§ WHAT IS NEEDED:
Every line below that holds the string "Indicator" should be copied out.

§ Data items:
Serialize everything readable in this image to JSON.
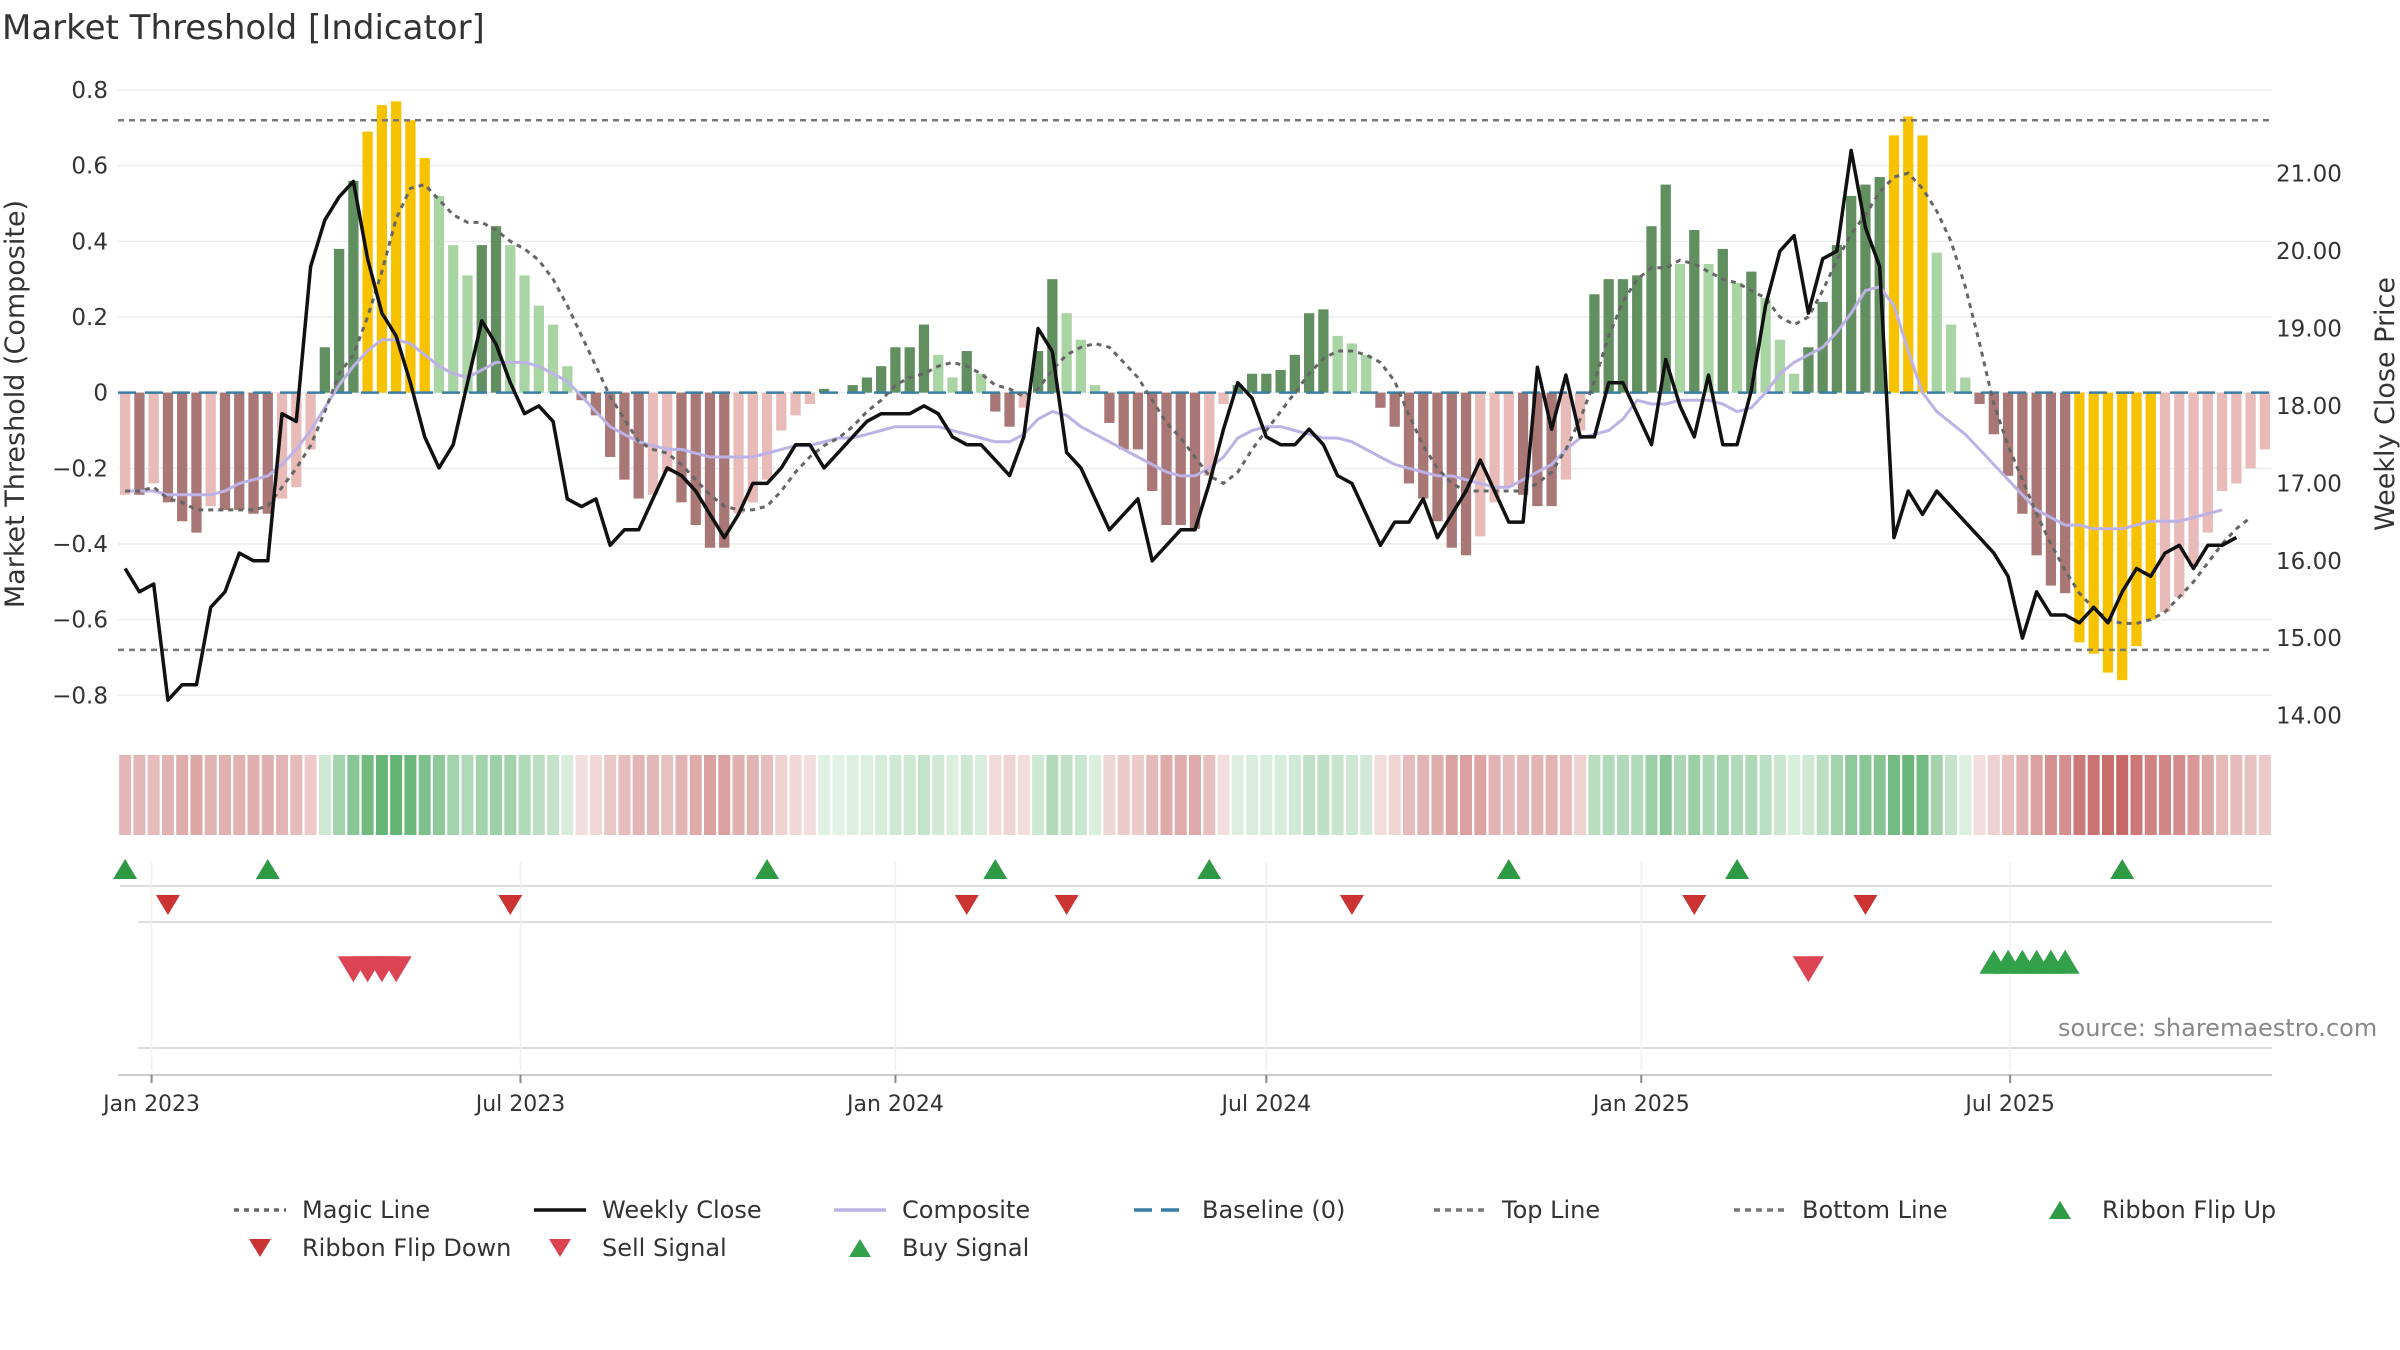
{
  "title": "Market Threshold [Indicator]",
  "source": "source: sharemaestro.com",
  "chart_data": {
    "type": "bar",
    "title": "Market Threshold [Indicator]",
    "start_date": "2022-12-19",
    "period_days": 7,
    "left_axis": {
      "label": "Market Threshold (Composite)",
      "ylim": [
        -0.86,
        0.8
      ],
      "ticks": [
        0.8,
        0.6,
        0.4,
        0.2,
        0,
        -0.2,
        -0.4,
        -0.6,
        -0.8
      ],
      "tick_labels": [
        "0.8",
        "0.6",
        "0.4",
        "0.2",
        "0",
        "−0.2",
        "−0.4",
        "−0.6",
        "−0.8"
      ]
    },
    "right_axis": {
      "label": "Weekly Close Price",
      "ylim": [
        13.97,
        22.08
      ],
      "ticks": [
        21,
        20,
        19,
        18,
        17,
        16,
        15,
        14
      ],
      "tick_labels": [
        "21.00",
        "20.00",
        "19.00",
        "18.00",
        "17.00",
        "16.00",
        "15.00",
        "14.00"
      ]
    },
    "x_axis": {
      "ticks": [
        "2023-01-01",
        "2023-07-01",
        "2024-01-01",
        "2024-07-01",
        "2025-01-01",
        "2025-07-01"
      ],
      "tick_labels": [
        "Jan 2023",
        "Jul 2023",
        "Jan 2024",
        "Jul 2024",
        "Jan 2025",
        "Jul 2025"
      ]
    },
    "top_line": 0.72,
    "bottom_line": -0.68,
    "baseline": 0,
    "composite_bars": [
      -0.27,
      -0.27,
      -0.24,
      -0.29,
      -0.34,
      -0.37,
      -0.3,
      -0.31,
      -0.31,
      -0.32,
      -0.32,
      -0.28,
      -0.25,
      -0.15,
      0.12,
      0.38,
      0.56,
      0.69,
      0.76,
      0.77,
      0.72,
      0.62,
      0.52,
      0.39,
      0.31,
      0.39,
      0.44,
      0.39,
      0.31,
      0.23,
      0.18,
      0.07,
      -0.02,
      -0.06,
      -0.17,
      -0.23,
      -0.28,
      -0.27,
      -0.21,
      -0.29,
      -0.35,
      -0.41,
      -0.41,
      -0.32,
      -0.29,
      -0.23,
      -0.1,
      -0.06,
      -0.03,
      0.01,
      0,
      0.02,
      0.04,
      0.07,
      0.12,
      0.12,
      0.18,
      0.1,
      0.04,
      0.11,
      0.05,
      -0.05,
      -0.09,
      -0.04,
      0.11,
      0.3,
      0.21,
      0.14,
      0.02,
      -0.08,
      -0.15,
      -0.15,
      -0.26,
      -0.35,
      -0.35,
      -0.36,
      -0.22,
      -0.03,
      0.02,
      0.05,
      0.05,
      0.06,
      0.1,
      0.21,
      0.22,
      0.15,
      0.13,
      0.1,
      -0.04,
      -0.09,
      -0.24,
      -0.28,
      -0.34,
      -0.41,
      -0.43,
      -0.38,
      -0.29,
      -0.25,
      -0.27,
      -0.3,
      -0.3,
      -0.23,
      -0.1,
      0.26,
      0.3,
      0.3,
      0.31,
      0.44,
      0.55,
      0.34,
      0.43,
      0.34,
      0.38,
      0.29,
      0.32,
      0.25,
      0.14,
      0.05,
      0.12,
      0.24,
      0.39,
      0.52,
      0.55,
      0.57,
      0.68,
      0.73,
      0.68,
      0.37,
      0.18,
      0.04,
      -0.03,
      -0.11,
      -0.22,
      -0.32,
      -0.43,
      -0.51,
      -0.53,
      -0.66,
      -0.69,
      -0.74,
      -0.76,
      -0.67,
      -0.6,
      -0.58,
      -0.54,
      -0.46,
      -0.37,
      -0.26,
      -0.24,
      -0.2,
      -0.15
    ],
    "magic_line": [
      -0.26,
      -0.26,
      -0.25,
      -0.28,
      -0.29,
      -0.31,
      -0.31,
      -0.31,
      -0.31,
      -0.31,
      -0.3,
      -0.25,
      -0.2,
      -0.14,
      -0.05,
      0.05,
      0.1,
      0.2,
      0.32,
      0.46,
      0.54,
      0.55,
      0.51,
      0.47,
      0.45,
      0.45,
      0.43,
      0.4,
      0.38,
      0.35,
      0.3,
      0.23,
      0.15,
      0.07,
      -0.01,
      -0.07,
      -0.13,
      -0.15,
      -0.16,
      -0.19,
      -0.23,
      -0.27,
      -0.3,
      -0.31,
      -0.31,
      -0.3,
      -0.26,
      -0.21,
      -0.17,
      -0.14,
      -0.12,
      -0.09,
      -0.05,
      -0.02,
      0.02,
      0.04,
      0.05,
      0.07,
      0.08,
      0.07,
      0.05,
      0.02,
      0.01,
      -0.01,
      0.01,
      0.06,
      0.1,
      0.12,
      0.13,
      0.12,
      0.08,
      0.04,
      -0.02,
      -0.08,
      -0.12,
      -0.17,
      -0.22,
      -0.24,
      -0.21,
      -0.15,
      -0.1,
      -0.05,
      0,
      0.05,
      0.09,
      0.11,
      0.11,
      0.1,
      0.08,
      0.03,
      -0.06,
      -0.14,
      -0.2,
      -0.24,
      -0.26,
      -0.26,
      -0.26,
      -0.26,
      -0.26,
      -0.24,
      -0.21,
      -0.15,
      -0.07,
      0.03,
      0.15,
      0.24,
      0.3,
      0.33,
      0.33,
      0.35,
      0.34,
      0.32,
      0.3,
      0.29,
      0.27,
      0.25,
      0.2,
      0.18,
      0.2,
      0.27,
      0.35,
      0.42,
      0.47,
      0.53,
      0.57,
      0.58,
      0.54,
      0.48,
      0.4,
      0.28,
      0.13,
      -0.03,
      -0.14,
      -0.23,
      -0.32,
      -0.4,
      -0.47,
      -0.53,
      -0.57,
      -0.6,
      -0.61,
      -0.61,
      -0.6,
      -0.58,
      -0.54,
      -0.5,
      -0.45,
      -0.4,
      -0.36,
      -0.33
    ],
    "composite_line": [
      -0.26,
      -0.26,
      -0.26,
      -0.27,
      -0.27,
      -0.27,
      -0.27,
      -0.26,
      -0.24,
      -0.23,
      -0.22,
      -0.19,
      -0.15,
      -0.1,
      -0.04,
      0.02,
      0.07,
      0.11,
      0.14,
      0.14,
      0.13,
      0.1,
      0.07,
      0.05,
      0.04,
      0.06,
      0.08,
      0.08,
      0.08,
      0.07,
      0.05,
      0.03,
      -0.01,
      -0.05,
      -0.09,
      -0.11,
      -0.13,
      -0.14,
      -0.15,
      -0.15,
      -0.16,
      -0.17,
      -0.17,
      -0.17,
      -0.17,
      -0.16,
      -0.15,
      -0.14,
      -0.14,
      -0.13,
      -0.12,
      -0.12,
      -0.11,
      -0.1,
      -0.09,
      -0.09,
      -0.09,
      -0.09,
      -0.1,
      -0.11,
      -0.12,
      -0.13,
      -0.13,
      -0.11,
      -0.07,
      -0.05,
      -0.06,
      -0.09,
      -0.11,
      -0.13,
      -0.15,
      -0.17,
      -0.19,
      -0.21,
      -0.22,
      -0.22,
      -0.2,
      -0.17,
      -0.12,
      -0.1,
      -0.09,
      -0.09,
      -0.1,
      -0.11,
      -0.12,
      -0.12,
      -0.13,
      -0.15,
      -0.17,
      -0.19,
      -0.2,
      -0.21,
      -0.22,
      -0.22,
      -0.23,
      -0.24,
      -0.25,
      -0.25,
      -0.23,
      -0.21,
      -0.19,
      -0.15,
      -0.12,
      -0.11,
      -0.1,
      -0.07,
      -0.02,
      -0.03,
      -0.03,
      -0.02,
      -0.02,
      -0.02,
      -0.03,
      -0.05,
      -0.04,
      0,
      0.05,
      0.08,
      0.1,
      0.12,
      0.16,
      0.21,
      0.27,
      0.28,
      0.23,
      0.11,
      0,
      -0.05,
      -0.08,
      -0.11,
      -0.15,
      -0.19,
      -0.23,
      -0.27,
      -0.31,
      -0.33,
      -0.35,
      -0.35,
      -0.36,
      -0.36,
      -0.36,
      -0.35,
      -0.34,
      -0.34,
      -0.34,
      -0.33,
      -0.32,
      -0.31
    ],
    "weekly_close": [
      15.9,
      15.6,
      15.7,
      14.2,
      14.4,
      14.4,
      15.4,
      15.6,
      16.1,
      16.0,
      16.0,
      17.9,
      17.8,
      19.8,
      20.4,
      20.7,
      20.9,
      19.9,
      19.2,
      18.9,
      18.3,
      17.6,
      17.2,
      17.5,
      18.3,
      19.1,
      18.8,
      18.3,
      17.9,
      18.0,
      17.8,
      16.8,
      16.7,
      16.8,
      16.2,
      16.4,
      16.4,
      16.8,
      17.2,
      17.1,
      16.9,
      16.6,
      16.3,
      16.6,
      17.0,
      17.0,
      17.2,
      17.5,
      17.5,
      17.2,
      17.4,
      17.6,
      17.8,
      17.9,
      17.9,
      17.9,
      18.0,
      17.9,
      17.6,
      17.5,
      17.5,
      17.3,
      17.1,
      17.6,
      19.0,
      18.7,
      17.4,
      17.2,
      16.8,
      16.4,
      16.6,
      16.8,
      16.0,
      16.2,
      16.4,
      16.4,
      17.0,
      17.7,
      18.3,
      18.1,
      17.6,
      17.5,
      17.5,
      17.7,
      17.5,
      17.1,
      17.0,
      16.6,
      16.2,
      16.5,
      16.5,
      16.8,
      16.3,
      16.6,
      16.9,
      17.3,
      16.9,
      16.5,
      16.5,
      18.5,
      17.7,
      18.4,
      17.6,
      17.6,
      18.3,
      18.3,
      17.9,
      17.5,
      18.6,
      18.0,
      17.6,
      18.4,
      17.5,
      17.5,
      18.2,
      19.3,
      20.0,
      20.2,
      19.2,
      19.9,
      20.0,
      21.3,
      20.3,
      19.8,
      16.3,
      16.9,
      16.6,
      16.9,
      16.7,
      16.5,
      16.3,
      16.1,
      15.8,
      15.0,
      15.6,
      15.3,
      15.3,
      15.2,
      15.4,
      15.2,
      15.6,
      15.9,
      15.8,
      16.1,
      16.2,
      15.9,
      16.2,
      16.2,
      16.3
    ],
    "ribbon_flip_up_x": [
      0,
      10,
      45,
      61,
      76,
      97,
      113,
      140
    ],
    "ribbon_flip_down_x": [
      3,
      27,
      59,
      66,
      86,
      110,
      122
    ],
    "sell_signal_x": [
      16,
      17,
      18,
      19,
      118
    ],
    "buy_signal_x": [
      131,
      132,
      133,
      134,
      135,
      136
    ],
    "legend": [
      "Magic Line",
      "Weekly Close",
      "Composite",
      "Baseline (0)",
      "Top Line",
      "Bottom Line",
      "Ribbon Flip Up",
      "Ribbon Flip Down",
      "Sell Signal",
      "Buy Signal"
    ]
  },
  "colors": {
    "neg_strong": "#a87776",
    "neg_light": "#e8bab8",
    "pos_strong": "#628f60",
    "pos_light": "#a9d4a3",
    "extreme": "#f7c200",
    "weekly_close": "#111111",
    "composite": "#bdb2e6",
    "magic_line": "#666666",
    "baseline": "#3a7ea3",
    "threshold_lines": "#777777",
    "flip_up": "#2e9a44",
    "flip_down": "#cc3333",
    "sell": "#dd4453",
    "buy": "#33a04a"
  }
}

§ EXPECTED OUTPUT:
  "title": "Market Threshold [Indicator]",
    "title": "Market Threshold [Indicator]",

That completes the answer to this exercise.